### MATERIAL SUPPLIED ###
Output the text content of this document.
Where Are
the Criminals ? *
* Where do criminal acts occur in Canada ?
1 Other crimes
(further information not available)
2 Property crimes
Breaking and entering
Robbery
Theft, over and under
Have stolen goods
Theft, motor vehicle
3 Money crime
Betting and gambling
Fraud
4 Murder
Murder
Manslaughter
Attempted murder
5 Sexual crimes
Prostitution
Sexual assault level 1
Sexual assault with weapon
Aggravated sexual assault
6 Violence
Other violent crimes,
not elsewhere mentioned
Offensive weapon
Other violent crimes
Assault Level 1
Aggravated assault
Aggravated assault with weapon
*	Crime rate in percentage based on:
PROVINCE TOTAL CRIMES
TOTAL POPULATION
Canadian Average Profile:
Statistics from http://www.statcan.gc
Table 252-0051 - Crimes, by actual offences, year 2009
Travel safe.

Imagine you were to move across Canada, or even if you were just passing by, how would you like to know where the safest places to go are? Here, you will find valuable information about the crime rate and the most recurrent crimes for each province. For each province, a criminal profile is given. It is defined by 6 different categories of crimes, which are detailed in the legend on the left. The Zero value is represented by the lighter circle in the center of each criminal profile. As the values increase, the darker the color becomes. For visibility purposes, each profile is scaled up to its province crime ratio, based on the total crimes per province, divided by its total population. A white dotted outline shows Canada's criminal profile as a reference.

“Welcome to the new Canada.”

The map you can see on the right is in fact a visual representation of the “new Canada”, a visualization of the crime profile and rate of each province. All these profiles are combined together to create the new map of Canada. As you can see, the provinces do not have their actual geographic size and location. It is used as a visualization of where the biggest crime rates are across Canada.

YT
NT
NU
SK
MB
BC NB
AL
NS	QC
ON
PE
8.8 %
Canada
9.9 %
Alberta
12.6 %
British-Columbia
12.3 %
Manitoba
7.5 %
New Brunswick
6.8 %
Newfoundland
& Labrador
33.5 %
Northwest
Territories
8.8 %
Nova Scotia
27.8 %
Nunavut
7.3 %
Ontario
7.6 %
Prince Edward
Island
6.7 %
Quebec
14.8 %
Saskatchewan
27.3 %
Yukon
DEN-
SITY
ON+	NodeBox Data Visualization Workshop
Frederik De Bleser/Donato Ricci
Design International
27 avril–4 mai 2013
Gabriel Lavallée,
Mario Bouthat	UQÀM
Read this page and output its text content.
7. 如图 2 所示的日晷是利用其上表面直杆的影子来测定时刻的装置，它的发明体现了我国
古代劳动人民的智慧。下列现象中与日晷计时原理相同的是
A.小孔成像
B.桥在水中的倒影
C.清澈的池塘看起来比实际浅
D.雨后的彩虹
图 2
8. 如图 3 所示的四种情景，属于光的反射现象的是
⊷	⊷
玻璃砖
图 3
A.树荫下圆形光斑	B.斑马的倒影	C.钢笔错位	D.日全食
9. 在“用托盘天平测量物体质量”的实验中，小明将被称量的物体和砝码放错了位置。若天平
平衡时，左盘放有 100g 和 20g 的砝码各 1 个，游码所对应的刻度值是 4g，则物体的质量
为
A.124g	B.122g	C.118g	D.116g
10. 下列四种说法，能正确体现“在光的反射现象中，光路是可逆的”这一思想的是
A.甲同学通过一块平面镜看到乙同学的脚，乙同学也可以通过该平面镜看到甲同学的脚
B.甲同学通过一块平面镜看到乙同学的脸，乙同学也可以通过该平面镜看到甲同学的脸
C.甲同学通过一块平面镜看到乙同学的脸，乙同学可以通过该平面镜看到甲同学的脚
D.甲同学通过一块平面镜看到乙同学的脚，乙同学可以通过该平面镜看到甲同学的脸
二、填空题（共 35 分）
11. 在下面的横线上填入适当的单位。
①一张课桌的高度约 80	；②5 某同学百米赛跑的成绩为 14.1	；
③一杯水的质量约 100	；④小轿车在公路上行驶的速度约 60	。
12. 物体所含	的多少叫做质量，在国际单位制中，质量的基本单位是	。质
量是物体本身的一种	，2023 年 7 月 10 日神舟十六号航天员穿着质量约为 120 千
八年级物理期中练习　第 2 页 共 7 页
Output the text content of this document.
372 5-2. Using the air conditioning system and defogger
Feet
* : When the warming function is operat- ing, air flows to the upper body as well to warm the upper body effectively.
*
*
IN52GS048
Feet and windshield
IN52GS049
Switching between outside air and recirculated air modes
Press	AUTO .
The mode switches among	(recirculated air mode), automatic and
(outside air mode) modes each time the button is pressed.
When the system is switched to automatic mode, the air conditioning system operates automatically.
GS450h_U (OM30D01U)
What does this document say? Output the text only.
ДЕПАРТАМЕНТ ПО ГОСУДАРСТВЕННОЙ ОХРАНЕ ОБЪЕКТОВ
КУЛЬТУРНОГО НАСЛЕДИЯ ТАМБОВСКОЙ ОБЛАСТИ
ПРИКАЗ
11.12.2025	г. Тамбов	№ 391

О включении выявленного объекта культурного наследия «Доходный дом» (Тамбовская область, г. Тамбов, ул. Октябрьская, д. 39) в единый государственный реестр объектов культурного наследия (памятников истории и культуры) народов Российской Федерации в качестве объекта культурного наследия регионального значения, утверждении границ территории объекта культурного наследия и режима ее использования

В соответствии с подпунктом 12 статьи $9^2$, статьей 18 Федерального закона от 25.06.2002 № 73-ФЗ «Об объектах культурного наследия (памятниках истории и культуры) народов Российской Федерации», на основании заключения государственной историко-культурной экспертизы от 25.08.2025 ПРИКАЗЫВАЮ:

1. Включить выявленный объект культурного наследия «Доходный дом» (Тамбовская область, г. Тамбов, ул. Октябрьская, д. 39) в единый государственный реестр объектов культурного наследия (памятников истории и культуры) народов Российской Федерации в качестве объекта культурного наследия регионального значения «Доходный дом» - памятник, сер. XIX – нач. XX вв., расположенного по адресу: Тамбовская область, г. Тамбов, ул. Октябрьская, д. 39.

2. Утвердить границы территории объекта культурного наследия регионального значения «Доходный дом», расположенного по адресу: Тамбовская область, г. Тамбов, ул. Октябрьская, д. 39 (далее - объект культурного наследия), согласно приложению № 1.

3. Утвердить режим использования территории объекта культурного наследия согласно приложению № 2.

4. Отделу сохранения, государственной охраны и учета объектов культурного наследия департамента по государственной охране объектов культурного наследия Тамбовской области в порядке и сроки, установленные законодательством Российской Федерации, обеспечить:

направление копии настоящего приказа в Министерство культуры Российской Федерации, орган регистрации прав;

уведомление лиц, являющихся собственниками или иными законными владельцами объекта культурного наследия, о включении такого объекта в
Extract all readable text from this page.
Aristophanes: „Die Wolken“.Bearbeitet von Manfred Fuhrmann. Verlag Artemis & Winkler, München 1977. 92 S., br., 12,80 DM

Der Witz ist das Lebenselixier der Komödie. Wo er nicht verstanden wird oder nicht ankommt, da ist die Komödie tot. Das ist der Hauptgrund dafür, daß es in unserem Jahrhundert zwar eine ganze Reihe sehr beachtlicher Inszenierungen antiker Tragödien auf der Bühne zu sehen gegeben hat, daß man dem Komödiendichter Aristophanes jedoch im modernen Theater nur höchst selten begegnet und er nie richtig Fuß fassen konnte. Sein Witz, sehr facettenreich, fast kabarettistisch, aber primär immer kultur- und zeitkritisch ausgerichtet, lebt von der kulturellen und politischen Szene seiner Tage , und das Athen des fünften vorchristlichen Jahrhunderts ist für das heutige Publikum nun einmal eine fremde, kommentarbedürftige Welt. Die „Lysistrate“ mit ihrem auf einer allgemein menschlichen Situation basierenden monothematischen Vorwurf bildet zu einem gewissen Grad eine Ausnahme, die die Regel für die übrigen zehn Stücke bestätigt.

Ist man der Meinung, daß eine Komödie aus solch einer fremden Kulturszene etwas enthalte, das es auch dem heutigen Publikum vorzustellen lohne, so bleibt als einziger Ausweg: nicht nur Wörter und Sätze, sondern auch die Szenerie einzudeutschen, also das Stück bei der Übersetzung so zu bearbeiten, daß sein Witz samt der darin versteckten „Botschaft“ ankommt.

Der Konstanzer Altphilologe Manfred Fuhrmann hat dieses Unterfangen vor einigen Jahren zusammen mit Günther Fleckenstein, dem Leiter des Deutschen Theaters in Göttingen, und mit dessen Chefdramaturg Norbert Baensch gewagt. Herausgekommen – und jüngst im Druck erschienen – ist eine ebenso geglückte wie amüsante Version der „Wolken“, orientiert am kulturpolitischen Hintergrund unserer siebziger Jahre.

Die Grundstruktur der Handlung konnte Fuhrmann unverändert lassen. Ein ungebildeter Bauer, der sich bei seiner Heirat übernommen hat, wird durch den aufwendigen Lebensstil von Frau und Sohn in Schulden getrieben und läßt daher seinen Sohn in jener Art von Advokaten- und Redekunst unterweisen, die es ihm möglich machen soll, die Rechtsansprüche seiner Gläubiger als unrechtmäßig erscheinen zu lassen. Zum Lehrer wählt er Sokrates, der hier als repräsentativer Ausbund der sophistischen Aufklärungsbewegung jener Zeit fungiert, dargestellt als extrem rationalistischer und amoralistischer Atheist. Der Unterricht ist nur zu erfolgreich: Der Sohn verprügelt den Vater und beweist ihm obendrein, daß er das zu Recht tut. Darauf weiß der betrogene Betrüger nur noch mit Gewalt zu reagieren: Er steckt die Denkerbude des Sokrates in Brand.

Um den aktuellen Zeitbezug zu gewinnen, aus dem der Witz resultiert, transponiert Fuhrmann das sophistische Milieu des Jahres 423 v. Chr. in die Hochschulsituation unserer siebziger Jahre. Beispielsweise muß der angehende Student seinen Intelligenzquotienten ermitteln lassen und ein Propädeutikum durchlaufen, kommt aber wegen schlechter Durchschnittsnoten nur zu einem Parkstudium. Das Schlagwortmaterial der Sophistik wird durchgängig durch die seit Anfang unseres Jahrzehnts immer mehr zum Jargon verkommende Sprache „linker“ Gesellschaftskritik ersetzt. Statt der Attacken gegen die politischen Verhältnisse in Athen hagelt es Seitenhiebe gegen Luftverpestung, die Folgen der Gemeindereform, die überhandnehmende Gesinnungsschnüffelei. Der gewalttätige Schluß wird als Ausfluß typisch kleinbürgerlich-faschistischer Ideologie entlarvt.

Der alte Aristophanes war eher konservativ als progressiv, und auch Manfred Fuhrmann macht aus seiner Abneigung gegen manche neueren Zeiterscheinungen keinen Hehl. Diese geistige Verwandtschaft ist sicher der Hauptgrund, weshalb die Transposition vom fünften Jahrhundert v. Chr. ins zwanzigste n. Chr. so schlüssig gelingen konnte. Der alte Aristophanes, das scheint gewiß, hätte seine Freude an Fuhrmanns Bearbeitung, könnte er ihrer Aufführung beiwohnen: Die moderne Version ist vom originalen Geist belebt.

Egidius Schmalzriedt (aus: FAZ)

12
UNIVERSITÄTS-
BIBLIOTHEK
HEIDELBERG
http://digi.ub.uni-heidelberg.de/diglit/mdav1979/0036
###
- **INSTRUCTIONS TO FOLLOW**: Which lines above hold the word "auch"? Copy each of them.

- **OUTPUT FOR THIS EXERCISE**:
Ist man der Meinung, daß eine Komödie aus solch einer fremden Kulturszene etwas enthalte, das es auch dem heutigen Publikum vorzustellen lohne, so bleibt als einziger Ausweg: nicht nur Wörter und Sätze, sondern auch die Szenerie einzudeutschen, also das Stück bei der Übersetzung so zu bearbeiten, daß sein Witz samt der darin versteckten „Botschaft“ ankommt.
Der alte Aristophanes war eher konservativ als progressiv, und auch Manfred Fuhrmann macht aus seiner Abneigung gegen manche neueren Zeiterscheinungen keinen Hehl. Diese geistige Verwandtschaft ist sicher der Hauptgrund, weshalb die Transposition vom fünften Jahrhundert v. Chr. ins zwanzigste n. Chr. so schlüssig gelingen konnte. Der alte Aristophanes, das scheint gewiß, hätte seine Freude an Fuhrmanns Bearbeitung, könnte er ihrer Aufführung beiwohnen: Die moderne Version ist vom originalen Geist belebt.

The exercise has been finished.